**** DATA IN THIS EXERCISE

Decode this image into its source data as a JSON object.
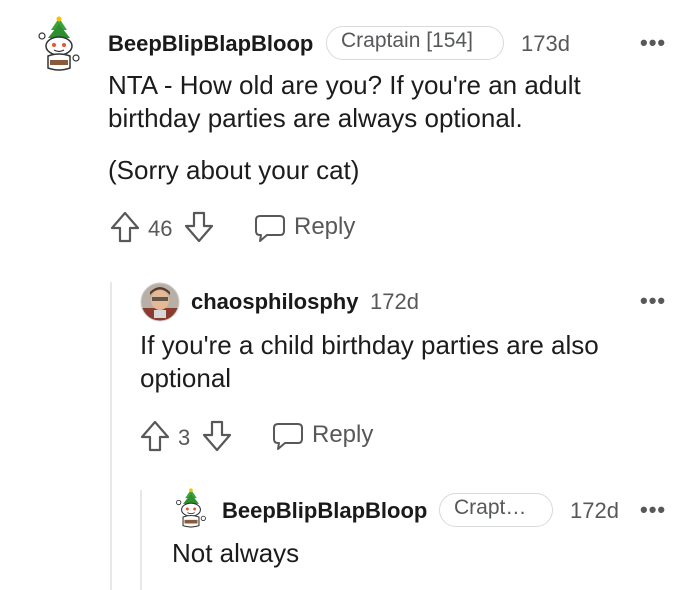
{
  "comments": [
    {
      "username": "BeepBlipBlapBloop",
      "flair": "Craptain [154]",
      "age": "173d",
      "paragraphs": [
        "NTA - How old are you? If you're an adult birthday parties are always optional.",
        "(Sorry about your cat)"
      ],
      "votes": "46",
      "reply_label": "Reply",
      "avatar_icon": "snoo-cake-avatar-icon"
    },
    {
      "username": "chaosphilosphy",
      "age": "172d",
      "paragraphs": [
        "If you're a child birthday parties are also optional"
      ],
      "votes": "3",
      "reply_label": "Reply",
      "avatar_icon": "user-photo-avatar-icon"
    },
    {
      "username": "BeepBlipBlapBloop",
      "flair": "Crapt…",
      "age": "172d",
      "paragraphs": [
        "Not always"
      ],
      "avatar_icon": "snoo-cake-avatar-icon"
    }
  ],
  "more_label": "•••",
  "colors": {
    "meta": "#57585a",
    "text": "#1c1c1c",
    "border": "#d7dadc",
    "thread": "#e6e8ea"
  }
}
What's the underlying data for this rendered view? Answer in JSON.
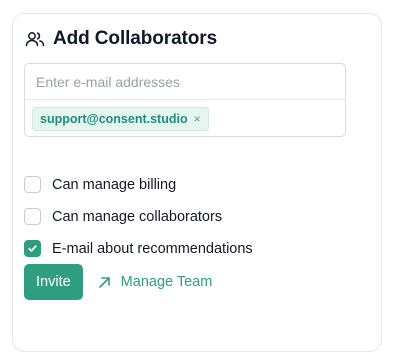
{
  "header": {
    "title": "Add Collaborators",
    "icon": "users-icon"
  },
  "email": {
    "placeholder": "Enter e-mail addresses",
    "value": "",
    "chips": [
      {
        "label": "support@consent.studio",
        "remove_icon": "close-icon"
      }
    ]
  },
  "options": [
    {
      "label": "Can manage billing",
      "checked": false
    },
    {
      "label": "Can manage collaborators",
      "checked": false
    },
    {
      "label": "E-mail about recommendations",
      "checked": true
    }
  ],
  "actions": {
    "invite_label": "Invite",
    "manage_label": "Manage Team",
    "manage_icon": "arrow-up-right-icon"
  },
  "colors": {
    "accent": "#2f9e80",
    "chip_bg": "#e7f5f1",
    "text": "#111827"
  }
}
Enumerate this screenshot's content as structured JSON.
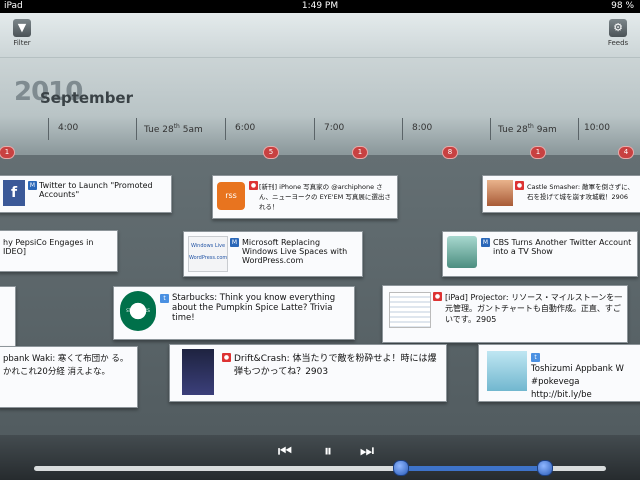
{
  "status": {
    "carrier": "iPad",
    "time": "1:49 PM",
    "battery": "98 %"
  },
  "toolbar": {
    "filter_label": "Filter",
    "feeds_label": "Feeds"
  },
  "timeline": {
    "year": "2010",
    "month": "September",
    "labels": [
      {
        "text": "4:00"
      },
      {
        "text": "Tue 28",
        "sup": "th",
        "tail": "5am"
      },
      {
        "text": "6:00"
      },
      {
        "text": "7:00"
      },
      {
        "text": "8:00"
      },
      {
        "text": "Tue 28",
        "sup": "th",
        "tail": "9am"
      },
      {
        "text": "10:00"
      }
    ],
    "badges": [
      "1",
      "5",
      "1",
      "8",
      "1",
      "4"
    ]
  },
  "cards": [
    {
      "text": "Twitter to Launch \"Promoted Accounts\""
    },
    {
      "text": "[新刊] iPhone 写真家の @archiphone さん、ニューヨークの EYE'EM 写真展に選出される！"
    },
    {
      "text": "Castle Smasher: 敵軍を倒さずに、石を投げて城を崩す攻城戦！2906"
    },
    {
      "text": "hy PepsiCo Engages in IDEO]"
    },
    {
      "text": "Microsoft Replacing Windows Live Spaces with WordPress.com"
    },
    {
      "text": "CBS Turns Another Twitter Account into a TV Show"
    },
    {
      "text": "Starbucks: Think you know everything about the Pumpkin Spice Latte? Trivia time!"
    },
    {
      "text": "[iPad] Projector: リソース・マイルストーンを一元管理。ガントチャートも自動作成。正直、すごいです。2905"
    },
    {
      "text": "pbank Waki: 寒くて布団か る。かれこれ20分経 消えよな。"
    },
    {
      "text": "Drift&Crash: 体当たりで敵を粉砕せよ！時には爆弾もつかってね？2903"
    },
    {
      "text": "Toshizumi Appbank W #pokevega http://bit.ly/be"
    }
  ],
  "icons": {
    "facebook": "f",
    "rss": "rss",
    "windows_live_caption": "Windows Live",
    "wordpress_caption": "WordPress.com",
    "starbucks": "STARBUCKS COFFEE"
  },
  "colors": {
    "badge": "#c84141",
    "range": "#3e73c9"
  }
}
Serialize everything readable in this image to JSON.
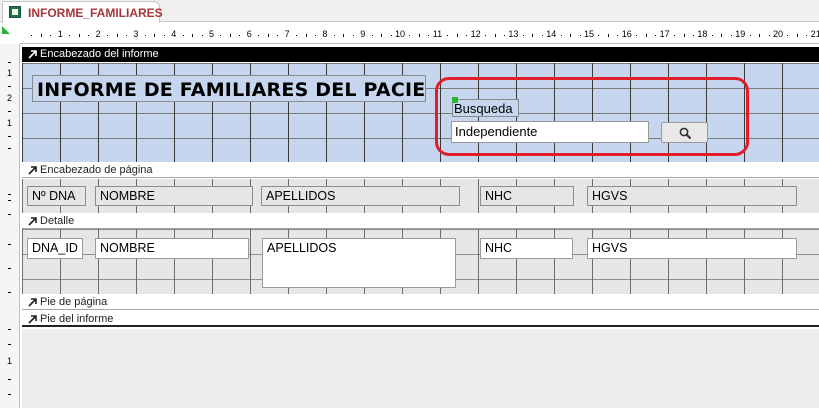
{
  "tab": {
    "label": "INFORME_FAMILIARES"
  },
  "ruler": {
    "numbers": [
      "1",
      "2",
      "3",
      "4",
      "5",
      "6",
      "7",
      "8",
      "9",
      "10",
      "11",
      "12",
      "13",
      "14",
      "15",
      "16",
      "17",
      "18",
      "19",
      "20",
      "21"
    ]
  },
  "vruler": {
    "numbers": [
      "1",
      "2",
      "1",
      "1"
    ]
  },
  "sections": {
    "report_header": "Encabezado del informe",
    "page_header": "Encabezado de página",
    "detail": "Detalle",
    "page_footer": "Pie de página",
    "report_footer": "Pie del informe"
  },
  "report_header": {
    "title": "INFORME DE FAMILIARES DEL PACIENTE",
    "search_label": "Busqueda",
    "search_value": "Independiente"
  },
  "page_header": {
    "labels": [
      "Nº DNA",
      "NOMBRE",
      "APELLIDOS",
      "NHC",
      "HGVS"
    ]
  },
  "detail": {
    "fields": [
      "DNA_ID",
      "NOMBRE",
      "APELLIDOS",
      "NHC",
      "HGVS"
    ]
  },
  "colors": {
    "header_bg": "#c5d6ee",
    "highlight_ring": "#e01e2a",
    "tab_text": "#a4373a"
  },
  "icons": {
    "tab": "report-icon",
    "search_button": "magnifier-icon",
    "section": "section-arrow-icon"
  }
}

********

◆ WHAT IS REQUIRED: Reproduce each line of the records exactly, and omit every picture.

◆ CORRECT OUTPUT:
Decode this image into its source data as a JSON object.
{
  "comments": [
    {
      "username": "BeepBlipBlapBloop",
      "flair": "Craptain [154]",
      "age": "173d",
      "paragraphs": [
        "NTA - How old are you? If you're an adult birthday parties are always optional.",
        "(Sorry about your cat)"
      ],
      "votes": "46",
      "reply_label": "Reply",
      "avatar_icon": "snoo-cake-avatar-icon"
    },
    {
      "username": "chaosphilosphy",
      "age": "172d",
      "paragraphs": [
        "If you're a child birthday parties are also optional"
      ],
      "votes": "3",
      "reply_label": "Reply",
      "avatar_icon": "user-photo-avatar-icon"
    },
    {
      "username": "BeepBlipBlapBloop",
      "flair": "Crapt…",
      "age": "172d",
      "paragraphs": [
        "Not always"
      ],
      "avatar_icon": "snoo-cake-avatar-icon"
    }
  ],
  "more_label": "•••",
  "colors": {
    "meta": "#57585a",
    "text": "#1c1c1c",
    "border": "#d7dadc",
    "thread": "#e6e8ea"
  }
}
What's the underlying data for this rendered view? Answer in JSON.
{
  "header": {
    "title": "Add Collaborators",
    "icon": "users-icon"
  },
  "email": {
    "placeholder": "Enter e-mail addresses",
    "value": "",
    "chips": [
      {
        "label": "support@consent.studio",
        "remove_icon": "close-icon"
      }
    ]
  },
  "options": [
    {
      "label": "Can manage billing",
      "checked": false
    },
    {
      "label": "Can manage collaborators",
      "checked": false
    },
    {
      "label": "E-mail about recommendations",
      "checked": true
    }
  ],
  "actions": {
    "invite_label": "Invite",
    "manage_label": "Manage Team",
    "manage_icon": "arrow-up-right-icon"
  },
  "colors": {
    "accent": "#2f9e80",
    "chip_bg": "#e7f5f1",
    "text": "#111827"
  }
}
Enumerate this screenshot's content as structured JSON.
{
  "status": {
    "carrier": "iPad",
    "time": "1:49 PM",
    "battery": "98 %"
  },
  "toolbar": {
    "filter_label": "Filter",
    "feeds_label": "Feeds"
  },
  "timeline": {
    "year": "2010",
    "month": "September",
    "labels": [
      {
        "text": "4:00"
      },
      {
        "text": "Tue 28",
        "sup": "th",
        "tail": "5am"
      },
      {
        "text": "6:00"
      },
      {
        "text": "7:00"
      },
      {
        "text": "8:00"
      },
      {
        "text": "Tue 28",
        "sup": "th",
        "tail": "9am"
      },
      {
        "text": "10:00"
      }
    ],
    "badges": [
      "1",
      "5",
      "1",
      "8",
      "1",
      "4"
    ]
  },
  "cards": [
    {
      "text": "Twitter to Launch \"Promoted Accounts\""
    },
    {
      "text": "[新刊] iPhone 写真家の @archiphone さん、ニューヨークの EYE'EM 写真展に選出される！"
    },
    {
      "text": "Castle Smasher: 敵軍を倒さずに、石を投げて城を崩す攻城戦！2906"
    },
    {
      "text": "hy PepsiCo Engages in IDEO]"
    },
    {
      "text": "Microsoft Replacing Windows Live Spaces with WordPress.com"
    },
    {
      "text": "CBS Turns Another Twitter Account into a TV Show"
    },
    {
      "text": "Starbucks: Think you know everything about the Pumpkin Spice Latte? Trivia time!"
    },
    {
      "text": "[iPad] Projector: リソース・マイルストーンを一元管理。ガントチャートも自動作成。正直、すごいです。2905"
    },
    {
      "text": "pbank Waki: 寒くて布団か る。かれこれ20分経 消えよな。"
    },
    {
      "text": "Drift&Crash: 体当たりで敵を粉砕せよ！時には爆弾もつかってね？2903"
    },
    {
      "text": "Toshizumi Appbank W #pokevega http://bit.ly/be"
    }
  ],
  "icons": {
    "facebook": "f",
    "rss": "rss",
    "windows_live_caption": "Windows Live",
    "wordpress_caption": "WordPress.com",
    "starbucks": "STARBUCKS COFFEE"
  },
  "colors": {
    "badge": "#c84141",
    "range": "#3e73c9"
  }
}
Serialize everything readable in this image to JSON.
{
  "tab": {
    "label": "INFORME_FAMILIARES"
  },
  "ruler": {
    "numbers": [
      "1",
      "2",
      "3",
      "4",
      "5",
      "6",
      "7",
      "8",
      "9",
      "10",
      "11",
      "12",
      "13",
      "14",
      "15",
      "16",
      "17",
      "18",
      "19",
      "20",
      "21"
    ]
  },
  "vruler": {
    "numbers": [
      "1",
      "2",
      "1",
      "1"
    ]
  },
  "sections": {
    "report_header": "Encabezado del informe",
    "page_header": "Encabezado de página",
    "detail": "Detalle",
    "page_footer": "Pie de página",
    "report_footer": "Pie del informe"
  },
  "report_header": {
    "title": "INFORME DE FAMILIARES DEL PACIENTE",
    "search_label": "Busqueda",
    "search_value": "Independiente"
  },
  "page_header": {
    "labels": [
      "Nº DNA",
      "NOMBRE",
      "APELLIDOS",
      "NHC",
      "HGVS"
    ]
  },
  "detail": {
    "fields": [
      "DNA_ID",
      "NOMBRE",
      "APELLIDOS",
      "NHC",
      "HGVS"
    ]
  },
  "colors": {
    "header_bg": "#c5d6ee",
    "highlight_ring": "#e01e2a",
    "tab_text": "#a4373a"
  },
  "icons": {
    "tab": "report-icon",
    "search_button": "magnifier-icon",
    "section": "section-arrow-icon"
  }
}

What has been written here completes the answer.